--- start of Input data ---

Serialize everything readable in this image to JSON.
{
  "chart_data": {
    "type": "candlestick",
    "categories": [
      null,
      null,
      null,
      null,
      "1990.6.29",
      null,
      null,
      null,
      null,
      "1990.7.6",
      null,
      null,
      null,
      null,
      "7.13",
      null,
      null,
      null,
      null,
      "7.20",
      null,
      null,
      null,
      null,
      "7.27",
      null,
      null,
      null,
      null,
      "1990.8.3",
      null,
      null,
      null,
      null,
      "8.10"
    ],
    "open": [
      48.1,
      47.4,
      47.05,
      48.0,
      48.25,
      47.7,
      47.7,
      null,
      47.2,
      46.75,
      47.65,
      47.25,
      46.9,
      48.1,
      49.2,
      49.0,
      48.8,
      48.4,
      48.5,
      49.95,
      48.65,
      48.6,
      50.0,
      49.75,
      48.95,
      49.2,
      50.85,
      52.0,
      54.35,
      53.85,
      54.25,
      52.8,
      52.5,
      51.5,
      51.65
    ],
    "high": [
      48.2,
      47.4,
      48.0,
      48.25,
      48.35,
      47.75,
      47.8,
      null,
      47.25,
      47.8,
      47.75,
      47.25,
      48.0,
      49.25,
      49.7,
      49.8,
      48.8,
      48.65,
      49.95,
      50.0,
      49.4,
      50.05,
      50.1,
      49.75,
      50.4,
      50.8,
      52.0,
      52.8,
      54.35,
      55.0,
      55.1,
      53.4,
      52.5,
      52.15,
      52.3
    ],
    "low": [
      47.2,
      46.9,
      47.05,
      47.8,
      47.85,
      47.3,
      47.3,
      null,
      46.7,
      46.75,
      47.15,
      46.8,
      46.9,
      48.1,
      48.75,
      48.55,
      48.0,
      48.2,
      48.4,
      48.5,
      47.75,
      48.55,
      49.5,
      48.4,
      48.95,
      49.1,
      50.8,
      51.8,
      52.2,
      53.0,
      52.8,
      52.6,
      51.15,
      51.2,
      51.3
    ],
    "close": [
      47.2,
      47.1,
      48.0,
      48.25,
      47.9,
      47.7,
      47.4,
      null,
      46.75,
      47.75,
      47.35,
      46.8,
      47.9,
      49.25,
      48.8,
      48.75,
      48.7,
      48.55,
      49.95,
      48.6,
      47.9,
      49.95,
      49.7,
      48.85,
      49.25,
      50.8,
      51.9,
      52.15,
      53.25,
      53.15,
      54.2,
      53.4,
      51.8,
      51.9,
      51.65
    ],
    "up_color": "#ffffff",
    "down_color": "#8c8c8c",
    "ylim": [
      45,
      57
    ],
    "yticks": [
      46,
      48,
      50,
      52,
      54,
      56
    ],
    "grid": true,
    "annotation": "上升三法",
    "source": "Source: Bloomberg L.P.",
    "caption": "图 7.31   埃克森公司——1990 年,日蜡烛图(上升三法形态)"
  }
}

--- end of Input data ---

§ **What you will do**:
Type the whole listing again, unaltered.

§ **Task response**:
Serialize everything readable in this image to JSON.
{
  "chart_data": {
    "type": "candlestick",
    "categories": [
      null,
      null,
      null,
      null,
      "1990.6.29",
      null,
      null,
      null,
      null,
      "1990.7.6",
      null,
      null,
      null,
      null,
      "7.13",
      null,
      null,
      null,
      null,
      "7.20",
      null,
      null,
      null,
      null,
      "7.27",
      null,
      null,
      null,
      null,
      "1990.8.3",
      null,
      null,
      null,
      null,
      "8.10"
    ],
    "open": [
      48.1,
      47.4,
      47.05,
      48.0,
      48.25,
      47.7,
      47.7,
      null,
      47.2,
      46.75,
      47.65,
      47.25,
      46.9,
      48.1,
      49.2,
      49.0,
      48.8,
      48.4,
      48.5,
      49.95,
      48.65,
      48.6,
      50.0,
      49.75,
      48.95,
      49.2,
      50.85,
      52.0,
      54.35,
      53.85,
      54.25,
      52.8,
      52.5,
      51.5,
      51.65
    ],
    "high": [
      48.2,
      47.4,
      48.0,
      48.25,
      48.35,
      47.75,
      47.8,
      null,
      47.25,
      47.8,
      47.75,
      47.25,
      48.0,
      49.25,
      49.7,
      49.8,
      48.8,
      48.65,
      49.95,
      50.0,
      49.4,
      50.05,
      50.1,
      49.75,
      50.4,
      50.8,
      52.0,
      52.8,
      54.35,
      55.0,
      55.1,
      53.4,
      52.5,
      52.15,
      52.3
    ],
    "low": [
      47.2,
      46.9,
      47.05,
      47.8,
      47.85,
      47.3,
      47.3,
      null,
      46.7,
      46.75,
      47.15,
      46.8,
      46.9,
      48.1,
      48.75,
      48.55,
      48.0,
      48.2,
      48.4,
      48.5,
      47.75,
      48.55,
      49.5,
      48.4,
      48.95,
      49.1,
      50.8,
      51.8,
      52.2,
      53.0,
      52.8,
      52.6,
      51.15,
      51.2,
      51.3
    ],
    "close": [
      47.2,
      47.1,
      48.0,
      48.25,
      47.9,
      47.7,
      47.4,
      null,
      46.75,
      47.75,
      47.35,
      46.8,
      47.9,
      49.25,
      48.8,
      48.75,
      48.7,
      48.55,
      49.95,
      48.6,
      47.9,
      49.95,
      49.7,
      48.85,
      49.25,
      50.8,
      51.9,
      52.15,
      53.25,
      53.15,
      54.2,
      53.4,
      51.8,
      51.9,
      51.65
    ],
    "up_color": "#ffffff",
    "down_color": "#8c8c8c",
    "ylim": [
      45,
      57
    ],
    "yticks": [
      46,
      48,
      50,
      52,
      54,
      56
    ],
    "grid": true,
    "annotation": "上升三法",
    "source": "Source: Bloomberg L.P.",
    "caption": "图 7.31   埃克森公司——1990 年,日蜡烛图(上升三法形态)"
  }
}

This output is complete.